- [INSTRUCTION] Locate each line with the string "name" in the listing below and copy it.

====== GIVEN DATA

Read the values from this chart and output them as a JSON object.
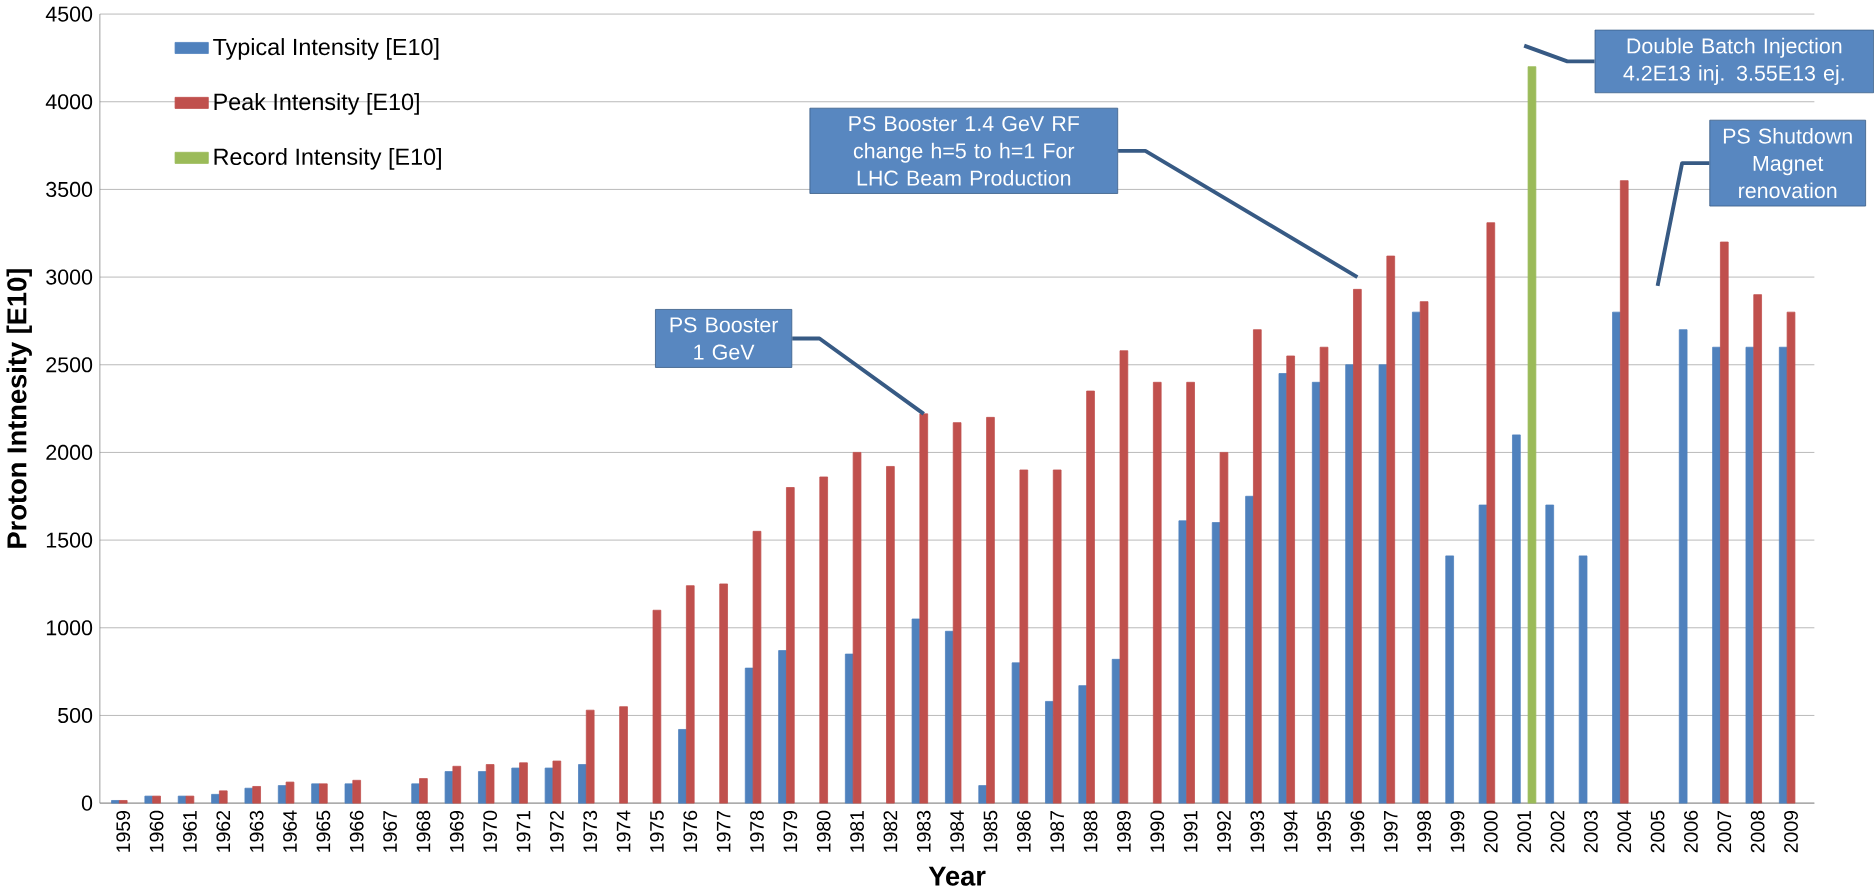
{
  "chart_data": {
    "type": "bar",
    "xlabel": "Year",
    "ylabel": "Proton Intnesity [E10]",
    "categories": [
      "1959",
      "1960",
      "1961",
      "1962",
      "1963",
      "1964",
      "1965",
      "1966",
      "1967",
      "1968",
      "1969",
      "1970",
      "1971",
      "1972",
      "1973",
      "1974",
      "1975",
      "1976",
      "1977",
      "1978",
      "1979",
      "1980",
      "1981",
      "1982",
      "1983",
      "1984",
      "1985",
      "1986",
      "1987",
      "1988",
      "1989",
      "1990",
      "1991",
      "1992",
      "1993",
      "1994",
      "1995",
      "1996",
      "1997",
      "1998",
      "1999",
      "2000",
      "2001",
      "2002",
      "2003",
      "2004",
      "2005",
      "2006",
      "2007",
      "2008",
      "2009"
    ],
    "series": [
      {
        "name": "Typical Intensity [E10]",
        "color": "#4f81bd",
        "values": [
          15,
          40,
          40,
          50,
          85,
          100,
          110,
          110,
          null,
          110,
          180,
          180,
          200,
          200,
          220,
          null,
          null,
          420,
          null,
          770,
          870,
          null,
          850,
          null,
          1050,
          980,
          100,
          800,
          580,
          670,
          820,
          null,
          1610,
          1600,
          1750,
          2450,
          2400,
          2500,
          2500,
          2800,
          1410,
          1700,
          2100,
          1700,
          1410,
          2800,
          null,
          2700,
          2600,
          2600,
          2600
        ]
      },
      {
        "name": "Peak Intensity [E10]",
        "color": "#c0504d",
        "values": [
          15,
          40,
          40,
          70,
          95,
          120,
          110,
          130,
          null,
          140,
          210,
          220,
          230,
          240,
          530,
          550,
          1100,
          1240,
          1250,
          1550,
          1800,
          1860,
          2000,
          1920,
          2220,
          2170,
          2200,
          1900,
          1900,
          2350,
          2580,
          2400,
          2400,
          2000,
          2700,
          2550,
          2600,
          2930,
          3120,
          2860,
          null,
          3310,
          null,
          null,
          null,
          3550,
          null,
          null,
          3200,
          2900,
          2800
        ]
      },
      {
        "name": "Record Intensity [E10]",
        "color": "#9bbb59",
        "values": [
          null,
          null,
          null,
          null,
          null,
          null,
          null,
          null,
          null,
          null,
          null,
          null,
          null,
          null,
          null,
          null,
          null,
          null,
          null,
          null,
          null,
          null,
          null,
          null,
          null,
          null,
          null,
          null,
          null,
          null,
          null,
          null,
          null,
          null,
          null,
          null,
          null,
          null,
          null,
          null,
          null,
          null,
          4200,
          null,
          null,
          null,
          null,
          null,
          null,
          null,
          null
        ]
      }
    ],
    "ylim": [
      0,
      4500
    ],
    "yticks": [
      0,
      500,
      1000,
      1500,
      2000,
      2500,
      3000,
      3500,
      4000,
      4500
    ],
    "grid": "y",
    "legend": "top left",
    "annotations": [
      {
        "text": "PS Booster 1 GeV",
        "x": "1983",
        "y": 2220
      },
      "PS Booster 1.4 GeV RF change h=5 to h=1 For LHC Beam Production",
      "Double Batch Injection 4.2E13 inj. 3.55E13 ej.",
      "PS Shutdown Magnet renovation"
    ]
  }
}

============

- [EXERCISE ANSWER]
        "name": "Typical Intensity [E10]",
        "name": "Peak Intensity [E10]",
        "name": "Record Intensity [E10]",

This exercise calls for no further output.